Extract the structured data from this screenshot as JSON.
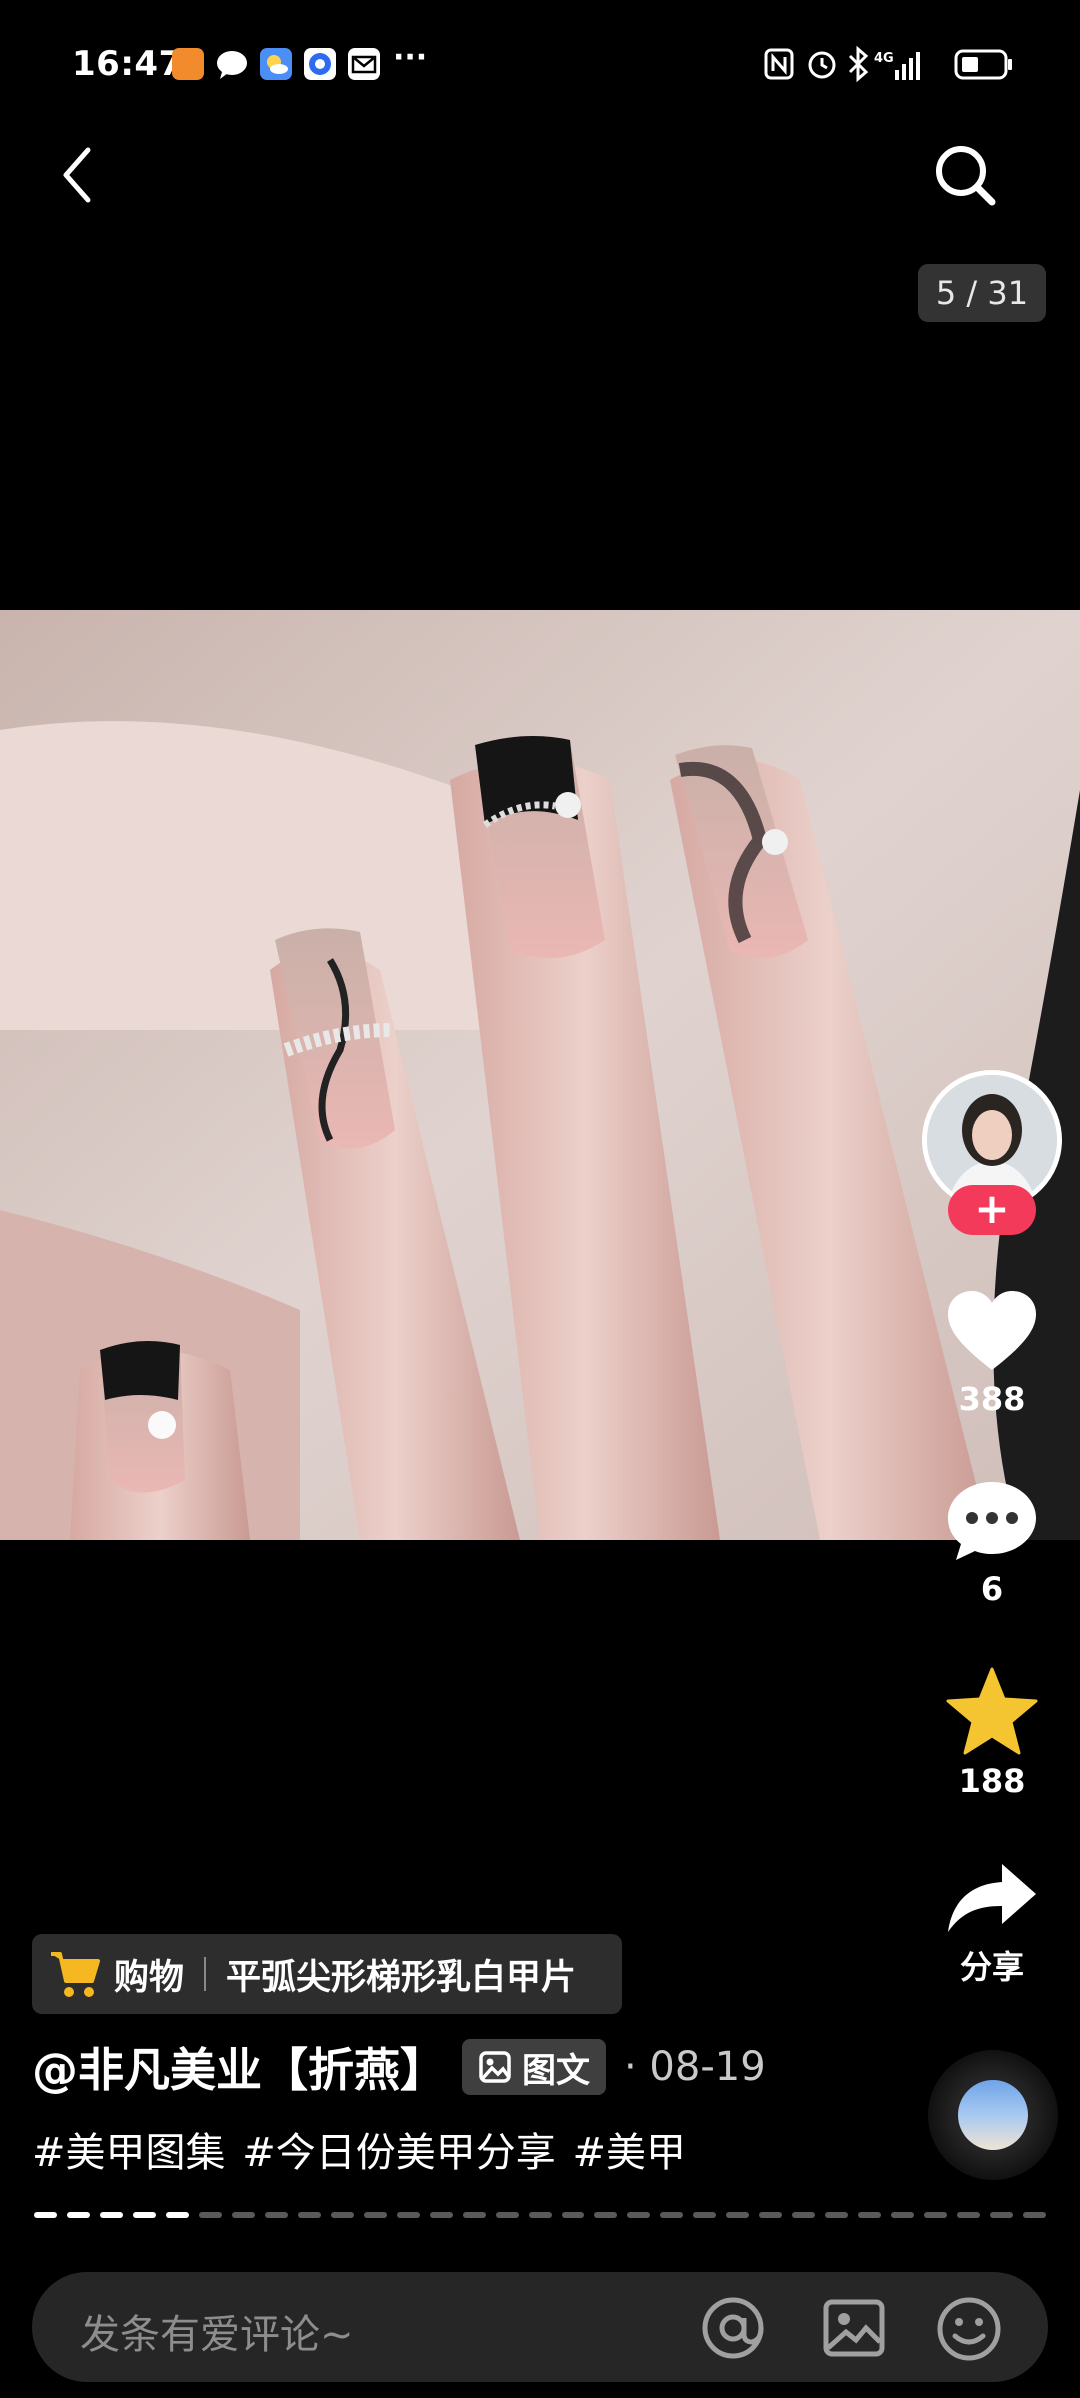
{
  "status": {
    "time": "16:47",
    "more": "···"
  },
  "counter": "5 / 31",
  "actions": {
    "likes": "388",
    "comments": "6",
    "favorites": "188",
    "share_label": "分享",
    "follow_symbol": "+"
  },
  "shop": {
    "label": "购物",
    "product": "平弧尖形梯形乳白甲片"
  },
  "author": "@非凡美业【折燕】",
  "post_type": "图文",
  "date": "· 08-19",
  "tags": "#美甲图集 #今日份美甲分享 #美甲",
  "comment": {
    "placeholder": "发条有爱评论~"
  },
  "colors": {
    "follow": "#f43a5a",
    "favorite": "#f5c431",
    "background": "#000000"
  }
}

-=-=-=-=-

Exercise description: Reproduce the listing exactly. Leave its pictures out.

Solution to this problem:
Extract the structured data from this screenshot as JSON.
{
  "status": {
    "time": "16:47",
    "more": "···"
  },
  "counter": "5 / 31",
  "actions": {
    "likes": "388",
    "comments": "6",
    "favorites": "188",
    "share_label": "分享",
    "follow_symbol": "+"
  },
  "shop": {
    "label": "购物",
    "product": "平弧尖形梯形乳白甲片"
  },
  "author": "@非凡美业【折燕】",
  "post_type": "图文",
  "date": "· 08-19",
  "tags": "#美甲图集 #今日份美甲分享 #美甲",
  "comment": {
    "placeholder": "发条有爱评论~"
  },
  "colors": {
    "follow": "#f43a5a",
    "favorite": "#f5c431",
    "background": "#000000"
  }
}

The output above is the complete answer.